>> Start

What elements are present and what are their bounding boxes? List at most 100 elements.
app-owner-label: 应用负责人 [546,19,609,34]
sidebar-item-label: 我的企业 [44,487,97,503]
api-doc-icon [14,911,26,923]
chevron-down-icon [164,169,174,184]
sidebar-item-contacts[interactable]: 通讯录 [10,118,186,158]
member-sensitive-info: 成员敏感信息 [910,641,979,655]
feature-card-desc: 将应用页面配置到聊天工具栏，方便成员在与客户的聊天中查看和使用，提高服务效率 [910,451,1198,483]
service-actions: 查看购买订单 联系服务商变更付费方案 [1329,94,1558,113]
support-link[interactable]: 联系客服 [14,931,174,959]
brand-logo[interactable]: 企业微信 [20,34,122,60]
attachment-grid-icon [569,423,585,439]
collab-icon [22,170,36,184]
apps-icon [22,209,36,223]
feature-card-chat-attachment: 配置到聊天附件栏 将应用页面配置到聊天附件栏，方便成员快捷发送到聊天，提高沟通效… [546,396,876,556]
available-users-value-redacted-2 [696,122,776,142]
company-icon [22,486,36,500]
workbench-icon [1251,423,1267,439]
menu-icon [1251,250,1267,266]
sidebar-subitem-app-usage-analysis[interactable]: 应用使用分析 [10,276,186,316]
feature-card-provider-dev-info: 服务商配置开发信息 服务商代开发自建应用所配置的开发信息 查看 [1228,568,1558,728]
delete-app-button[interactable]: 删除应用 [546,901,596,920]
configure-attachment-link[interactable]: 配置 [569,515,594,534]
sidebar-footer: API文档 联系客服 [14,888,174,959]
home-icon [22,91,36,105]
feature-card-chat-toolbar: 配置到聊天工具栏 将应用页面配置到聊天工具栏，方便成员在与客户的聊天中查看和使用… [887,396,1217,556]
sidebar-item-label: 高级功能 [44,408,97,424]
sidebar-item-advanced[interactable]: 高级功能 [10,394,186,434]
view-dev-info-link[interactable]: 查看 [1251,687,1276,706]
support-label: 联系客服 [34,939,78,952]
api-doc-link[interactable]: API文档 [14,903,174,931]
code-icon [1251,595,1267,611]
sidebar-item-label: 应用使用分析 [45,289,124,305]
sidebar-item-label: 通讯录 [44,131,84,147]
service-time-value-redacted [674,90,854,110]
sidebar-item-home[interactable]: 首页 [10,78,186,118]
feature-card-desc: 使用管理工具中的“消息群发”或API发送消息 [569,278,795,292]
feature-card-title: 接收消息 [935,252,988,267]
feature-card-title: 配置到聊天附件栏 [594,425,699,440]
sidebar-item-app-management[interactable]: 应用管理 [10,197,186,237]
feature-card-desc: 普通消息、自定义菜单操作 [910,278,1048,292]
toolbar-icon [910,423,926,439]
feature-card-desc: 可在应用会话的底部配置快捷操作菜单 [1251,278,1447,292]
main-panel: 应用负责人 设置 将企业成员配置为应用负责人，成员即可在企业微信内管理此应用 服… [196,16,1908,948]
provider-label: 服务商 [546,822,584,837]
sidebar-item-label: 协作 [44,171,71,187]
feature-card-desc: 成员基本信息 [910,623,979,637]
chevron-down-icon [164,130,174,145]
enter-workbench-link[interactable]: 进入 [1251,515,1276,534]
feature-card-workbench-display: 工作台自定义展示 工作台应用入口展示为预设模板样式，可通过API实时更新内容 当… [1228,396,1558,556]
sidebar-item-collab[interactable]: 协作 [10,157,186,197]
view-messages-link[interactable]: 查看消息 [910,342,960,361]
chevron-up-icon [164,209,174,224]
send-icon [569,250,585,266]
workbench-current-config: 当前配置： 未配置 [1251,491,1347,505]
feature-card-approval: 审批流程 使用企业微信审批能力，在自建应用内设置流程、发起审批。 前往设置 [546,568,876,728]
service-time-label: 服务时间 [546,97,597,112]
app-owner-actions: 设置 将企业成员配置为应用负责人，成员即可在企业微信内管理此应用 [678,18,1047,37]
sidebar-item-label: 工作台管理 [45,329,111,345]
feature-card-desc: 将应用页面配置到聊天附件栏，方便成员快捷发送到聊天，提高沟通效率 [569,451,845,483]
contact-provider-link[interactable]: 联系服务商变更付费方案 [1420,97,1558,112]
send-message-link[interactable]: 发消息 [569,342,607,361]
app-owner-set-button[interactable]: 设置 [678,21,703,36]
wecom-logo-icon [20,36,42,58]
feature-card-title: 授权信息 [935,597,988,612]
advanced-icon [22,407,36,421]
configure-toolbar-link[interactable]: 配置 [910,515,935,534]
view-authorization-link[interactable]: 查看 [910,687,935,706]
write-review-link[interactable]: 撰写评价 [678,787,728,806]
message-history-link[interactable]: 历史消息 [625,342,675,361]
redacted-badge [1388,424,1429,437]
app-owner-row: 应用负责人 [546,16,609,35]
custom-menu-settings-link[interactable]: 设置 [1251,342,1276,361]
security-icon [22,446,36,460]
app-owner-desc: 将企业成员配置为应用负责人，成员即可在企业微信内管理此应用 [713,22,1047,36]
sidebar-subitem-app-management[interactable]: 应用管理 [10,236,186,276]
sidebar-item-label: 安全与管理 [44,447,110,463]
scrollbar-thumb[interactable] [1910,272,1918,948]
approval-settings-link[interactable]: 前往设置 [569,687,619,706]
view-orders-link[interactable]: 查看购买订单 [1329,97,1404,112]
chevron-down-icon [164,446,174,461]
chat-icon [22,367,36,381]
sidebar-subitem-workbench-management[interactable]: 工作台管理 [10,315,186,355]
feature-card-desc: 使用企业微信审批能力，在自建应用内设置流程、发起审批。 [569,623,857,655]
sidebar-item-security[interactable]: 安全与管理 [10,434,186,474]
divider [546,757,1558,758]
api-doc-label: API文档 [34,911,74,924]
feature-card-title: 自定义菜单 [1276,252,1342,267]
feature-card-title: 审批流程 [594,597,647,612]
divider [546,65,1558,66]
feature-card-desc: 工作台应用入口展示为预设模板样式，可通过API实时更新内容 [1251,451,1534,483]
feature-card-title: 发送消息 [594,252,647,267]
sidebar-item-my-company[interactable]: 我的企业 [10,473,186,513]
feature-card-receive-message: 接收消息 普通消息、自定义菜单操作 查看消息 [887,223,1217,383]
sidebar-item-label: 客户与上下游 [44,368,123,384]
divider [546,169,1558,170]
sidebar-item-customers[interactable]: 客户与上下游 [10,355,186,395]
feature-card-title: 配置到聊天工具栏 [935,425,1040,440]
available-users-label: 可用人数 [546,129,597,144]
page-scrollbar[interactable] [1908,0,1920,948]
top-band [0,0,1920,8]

>> End

### Problem description
Return every line above unchanged, character for character.

### Written response
What elements are present and what are their bounding boxes? List at most 100 elements.
app-owner-label: 应用负责人 [546,19,609,34]
sidebar-item-label: 我的企业 [44,487,97,503]
api-doc-icon [14,911,26,923]
chevron-down-icon [164,169,174,184]
sidebar-item-contacts[interactable]: 通讯录 [10,118,186,158]
member-sensitive-info: 成员敏感信息 [910,641,979,655]
feature-card-desc: 将应用页面配置到聊天工具栏，方便成员在与客户的聊天中查看和使用，提高服务效率 [910,451,1198,483]
service-actions: 查看购买订单 联系服务商变更付费方案 [1329,94,1558,113]
support-link[interactable]: 联系客服 [14,931,174,959]
brand-logo[interactable]: 企业微信 [20,34,122,60]
attachment-grid-icon [569,423,585,439]
collab-icon [22,170,36,184]
apps-icon [22,209,36,223]
feature-card-chat-attachment: 配置到聊天附件栏 将应用页面配置到聊天附件栏，方便成员快捷发送到聊天，提高沟通效… [546,396,876,556]
available-users-value-redacted-2 [696,122,776,142]
company-icon [22,486,36,500]
workbench-icon [1251,423,1267,439]
menu-icon [1251,250,1267,266]
sidebar-subitem-app-usage-analysis[interactable]: 应用使用分析 [10,276,186,316]
feature-card-provider-dev-info: 服务商配置开发信息 服务商代开发自建应用所配置的开发信息 查看 [1228,568,1558,728]
delete-app-button[interactable]: 删除应用 [546,901,596,920]
configure-attachment-link[interactable]: 配置 [569,515,594,534]
sidebar-footer: API文档 联系客服 [14,888,174,959]
home-icon [22,91,36,105]
feature-card-chat-toolbar: 配置到聊天工具栏 将应用页面配置到聊天工具栏，方便成员在与客户的聊天中查看和使用… [887,396,1217,556]
sidebar-item-label: 高级功能 [44,408,97,424]
sidebar-item-advanced[interactable]: 高级功能 [10,394,186,434]
view-dev-info-link[interactable]: 查看 [1251,687,1276,706]
support-label: 联系客服 [34,939,78,952]
api-doc-link[interactable]: API文档 [14,903,174,931]
code-icon [1251,595,1267,611]
sidebar-item-label: 应用使用分析 [45,289,124,305]
sidebar-item-label: 通讯录 [44,131,84,147]
service-time-value-redacted [674,90,854,110]
sidebar-item-home[interactable]: 首页 [10,78,186,118]
feature-card-desc: 使用管理工具中的“消息群发”或API发送消息 [569,278,795,292]
feature-card-title: 接收消息 [935,252,988,267]
feature-card-title: 配置到聊天附件栏 [594,425,699,440]
sidebar-item-app-management[interactable]: 应用管理 [10,197,186,237]
feature-card-desc: 普通消息、自定义菜单操作 [910,278,1048,292]
toolbar-icon [910,423,926,439]
feature-card-desc: 可在应用会话的底部配置快捷操作菜单 [1251,278,1447,292]
main-panel: 应用负责人 设置 将企业成员配置为应用负责人，成员即可在企业微信内管理此应用 服… [196,16,1908,948]
provider-label: 服务商 [546,822,584,837]
sidebar-item-label: 协作 [44,171,71,187]
feature-card-desc: 成员基本信息 [910,623,979,637]
chevron-down-icon [164,130,174,145]
enter-workbench-link[interactable]: 进入 [1251,515,1276,534]
feature-card-workbench-display: 工作台自定义展示 工作台应用入口展示为预设模板样式，可通过API实时更新内容 当… [1228,396,1558,556]
sidebar-item-collab[interactable]: 协作 [10,157,186,197]
view-messages-link[interactable]: 查看消息 [910,342,960,361]
chevron-up-icon [164,209,174,224]
send-icon [569,250,585,266]
workbench-current-config: 当前配置： 未配置 [1251,491,1347,505]
feature-card-approval: 审批流程 使用企业微信审批能力，在自建应用内设置流程、发起审批。 前往设置 [546,568,876,728]
service-time-label: 服务时间 [546,97,597,112]
app-owner-actions: 设置 将企业成员配置为应用负责人，成员即可在企业微信内管理此应用 [678,18,1047,37]
sidebar-item-label: 工作台管理 [45,329,111,345]
feature-card-desc: 将应用页面配置到聊天附件栏，方便成员快捷发送到聊天，提高沟通效率 [569,451,845,483]
contact-provider-link[interactable]: 联系服务商变更付费方案 [1420,97,1558,112]
send-message-link[interactable]: 发消息 [569,342,607,361]
app-owner-set-button[interactable]: 设置 [678,21,703,36]
wecom-logo-icon [20,36,42,58]
feature-card-title: 授权信息 [935,597,988,612]
advanced-icon [22,407,36,421]
configure-toolbar-link[interactable]: 配置 [910,515,935,534]
view-authorization-link[interactable]: 查看 [910,687,935,706]
write-review-link[interactable]: 撰写评价 [678,787,728,806]
message-history-link[interactable]: 历史消息 [625,342,675,361]
redacted-badge [1388,424,1429,437]
app-owner-row: 应用负责人 [546,16,609,35]
custom-menu-settings-link[interactable]: 设置 [1251,342,1276,361]
security-icon [22,446,36,460]
app-owner-desc: 将企业成员配置为应用负责人，成员即可在企业微信内管理此应用 [713,22,1047,36]
sidebar-subitem-app-management[interactable]: 应用管理 [10,236,186,276]
sidebar-item-label: 安全与管理 [44,447,110,463]
scrollbar-thumb[interactable] [1910,272,1918,948]
approval-settings-link[interactable]: 前往设置 [569,687,619,706]
view-orders-link[interactable]: 查看购买订单 [1329,97,1404,112]
chevron-down-icon [164,446,174,461]
chat-icon [22,367,36,381]
sidebar-subitem-workbench-management[interactable]: 工作台管理 [10,315,186,355]
feature-card-desc: 使用企业微信审批能力，在自建应用内设置流程、发起审批。 [569,623,857,655]
sidebar-item-security[interactable]: 安全与管理 [10,434,186,474]
divider [546,757,1558,758]
api-doc-label: API文档 [34,911,74,924]
feature-card-title: 自定义菜单 [1276,252,1342,267]
feature-card-title: 审批流程 [594,597,647,612]
divider [546,65,1558,66]
feature-card-desc: 工作台应用入口展示为预设模板样式，可通过API实时更新内容 [1251,451,1534,483]
feature-card-title: 发送消息 [594,252,647,267]
sidebar-item-my-company[interactable]: 我的企业 [10,473,186,513]
feature-card-receive-message: 接收消息 普通消息、自定义菜单操作 查看消息 [887,223,1217,383]
sidebar-item-label: 客户与上下游 [44,368,123,384]
divider [546,169,1558,170]
sidebar-item-customers[interactable]: 客户与上下游 [10,355,186,395]
feature-card-title: 配置到聊天工具栏 [935,425,1040,440]
available-users-label: 可用人数 [546,129,597,144]
page-scrollbar[interactable] [1908,0,1920,948]
top-band [0,0,1920,8]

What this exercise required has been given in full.